▶ **WHAT YOU WILL DO**
Report the count of lines holding "wider" in the records, with no other words.

▶ **EXTRACTED INFORMATION**
▼
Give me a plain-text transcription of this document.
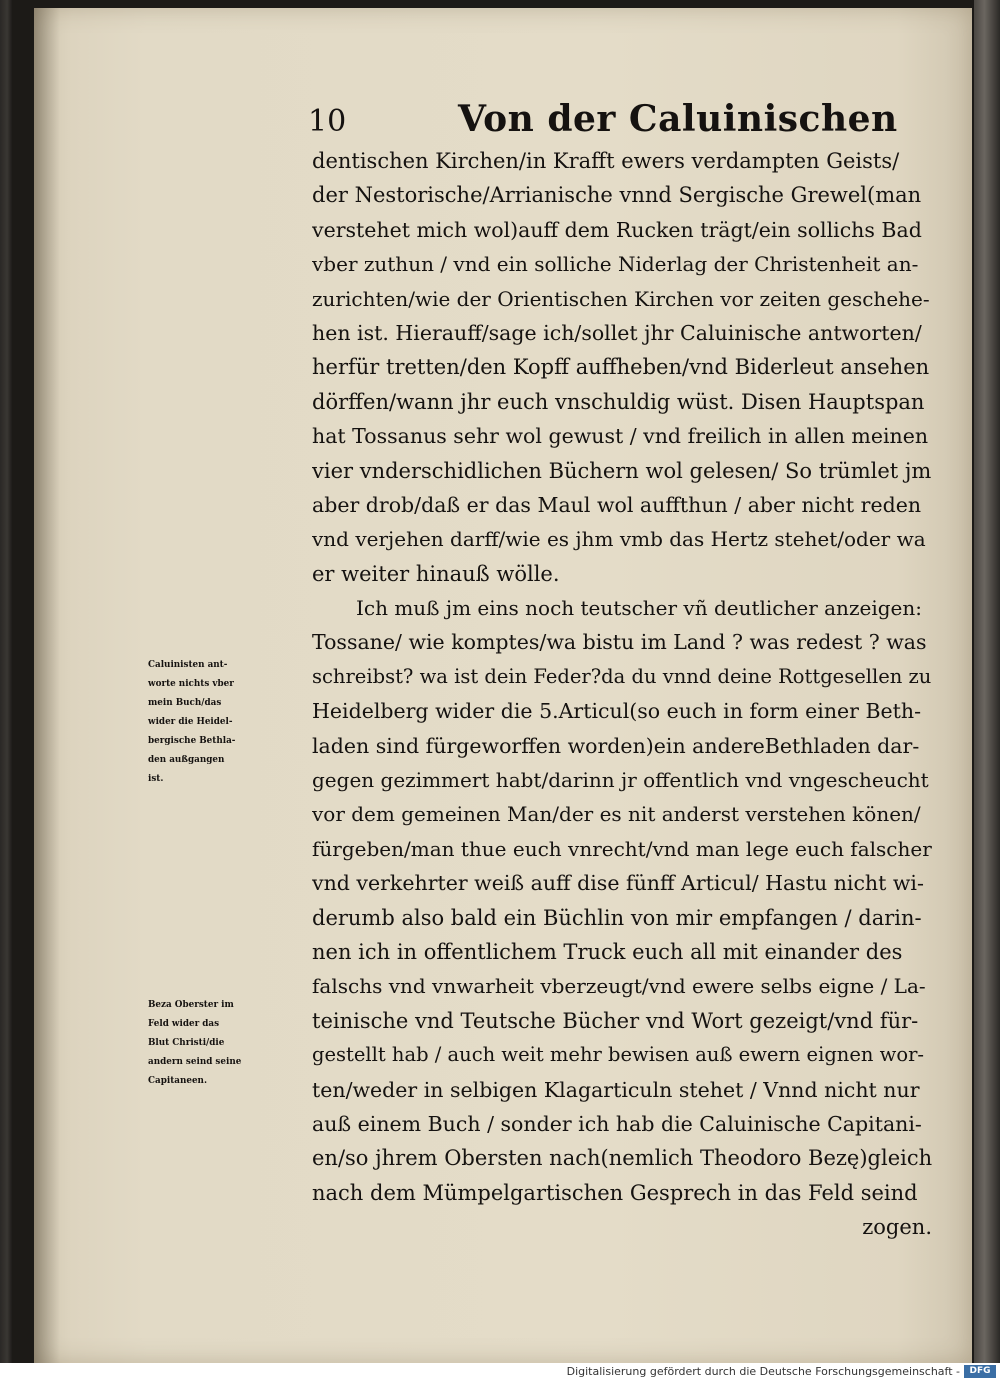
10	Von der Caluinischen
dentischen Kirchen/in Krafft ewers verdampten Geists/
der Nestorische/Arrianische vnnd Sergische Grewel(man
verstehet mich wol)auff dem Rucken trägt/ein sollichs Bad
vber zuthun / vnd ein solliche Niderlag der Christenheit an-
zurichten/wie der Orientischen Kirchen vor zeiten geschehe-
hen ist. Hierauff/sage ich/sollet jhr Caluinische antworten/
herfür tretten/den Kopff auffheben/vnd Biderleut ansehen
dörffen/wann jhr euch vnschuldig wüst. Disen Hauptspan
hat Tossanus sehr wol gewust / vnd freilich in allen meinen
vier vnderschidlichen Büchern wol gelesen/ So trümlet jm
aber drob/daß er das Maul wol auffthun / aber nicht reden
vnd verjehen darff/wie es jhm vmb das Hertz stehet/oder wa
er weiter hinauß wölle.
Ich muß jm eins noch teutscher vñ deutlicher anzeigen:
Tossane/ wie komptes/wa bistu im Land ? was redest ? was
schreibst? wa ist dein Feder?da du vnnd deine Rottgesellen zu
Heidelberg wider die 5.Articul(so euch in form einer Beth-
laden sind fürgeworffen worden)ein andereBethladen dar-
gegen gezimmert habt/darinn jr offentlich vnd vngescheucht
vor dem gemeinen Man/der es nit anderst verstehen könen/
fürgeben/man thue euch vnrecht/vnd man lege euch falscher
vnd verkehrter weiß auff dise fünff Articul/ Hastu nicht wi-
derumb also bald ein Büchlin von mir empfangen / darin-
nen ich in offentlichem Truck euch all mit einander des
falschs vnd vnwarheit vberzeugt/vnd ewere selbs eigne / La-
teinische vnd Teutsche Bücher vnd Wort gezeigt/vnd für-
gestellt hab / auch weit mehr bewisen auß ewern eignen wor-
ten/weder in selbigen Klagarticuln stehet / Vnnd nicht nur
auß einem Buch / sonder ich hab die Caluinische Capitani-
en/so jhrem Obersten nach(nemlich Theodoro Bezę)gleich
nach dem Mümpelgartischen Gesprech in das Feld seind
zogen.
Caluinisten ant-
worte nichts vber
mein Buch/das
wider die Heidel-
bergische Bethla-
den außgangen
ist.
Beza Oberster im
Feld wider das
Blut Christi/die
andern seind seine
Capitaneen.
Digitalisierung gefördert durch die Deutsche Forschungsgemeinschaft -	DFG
▲
▼
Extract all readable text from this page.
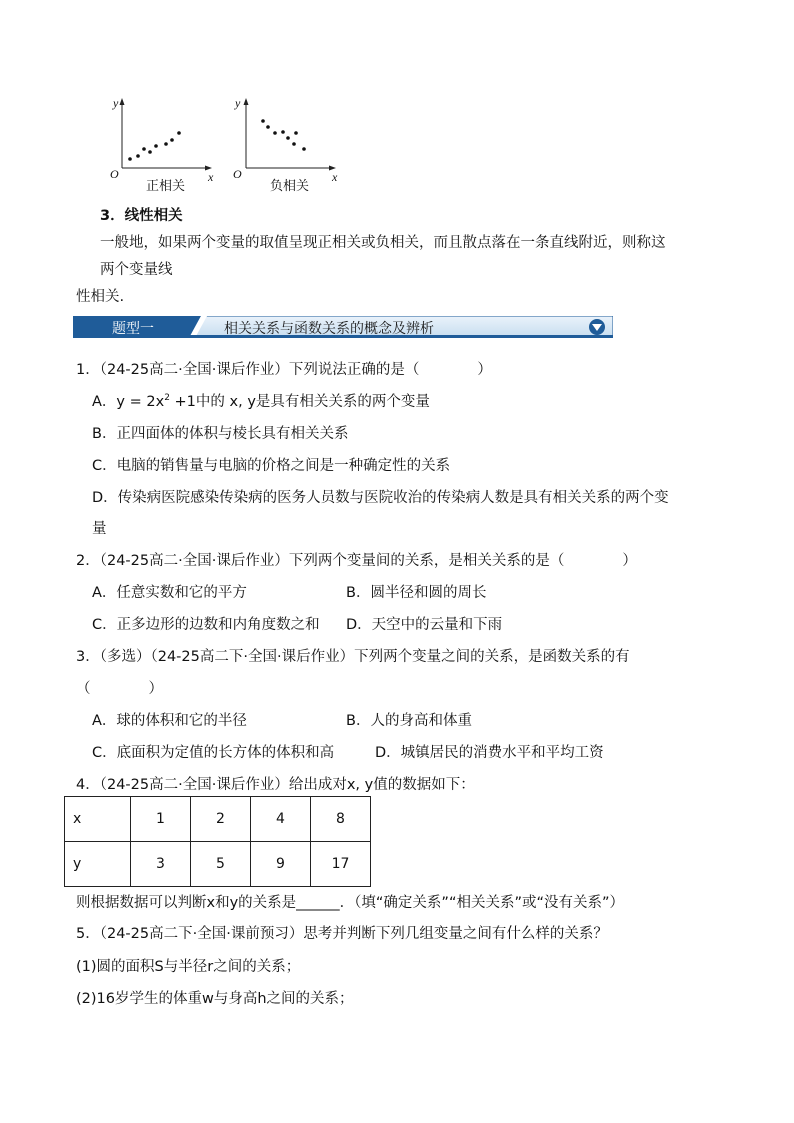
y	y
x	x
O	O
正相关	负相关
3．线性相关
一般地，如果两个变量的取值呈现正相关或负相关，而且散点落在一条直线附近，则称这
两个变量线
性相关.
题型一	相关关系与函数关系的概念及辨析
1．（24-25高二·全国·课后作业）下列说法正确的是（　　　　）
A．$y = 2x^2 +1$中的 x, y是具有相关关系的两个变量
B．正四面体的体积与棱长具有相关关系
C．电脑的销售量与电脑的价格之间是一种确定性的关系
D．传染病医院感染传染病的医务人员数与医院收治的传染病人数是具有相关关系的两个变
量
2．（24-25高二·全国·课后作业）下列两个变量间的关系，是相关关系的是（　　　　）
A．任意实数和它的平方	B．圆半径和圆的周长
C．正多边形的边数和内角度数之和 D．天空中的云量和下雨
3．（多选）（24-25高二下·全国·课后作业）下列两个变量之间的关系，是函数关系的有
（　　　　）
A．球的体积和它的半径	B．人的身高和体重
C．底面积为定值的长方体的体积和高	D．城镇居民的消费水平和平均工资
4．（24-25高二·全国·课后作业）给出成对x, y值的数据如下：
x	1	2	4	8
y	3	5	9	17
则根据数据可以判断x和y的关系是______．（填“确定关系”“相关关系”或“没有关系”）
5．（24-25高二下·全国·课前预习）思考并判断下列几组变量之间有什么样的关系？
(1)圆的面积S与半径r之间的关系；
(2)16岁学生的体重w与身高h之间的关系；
▲
▶ **FINAL ANSWER**
3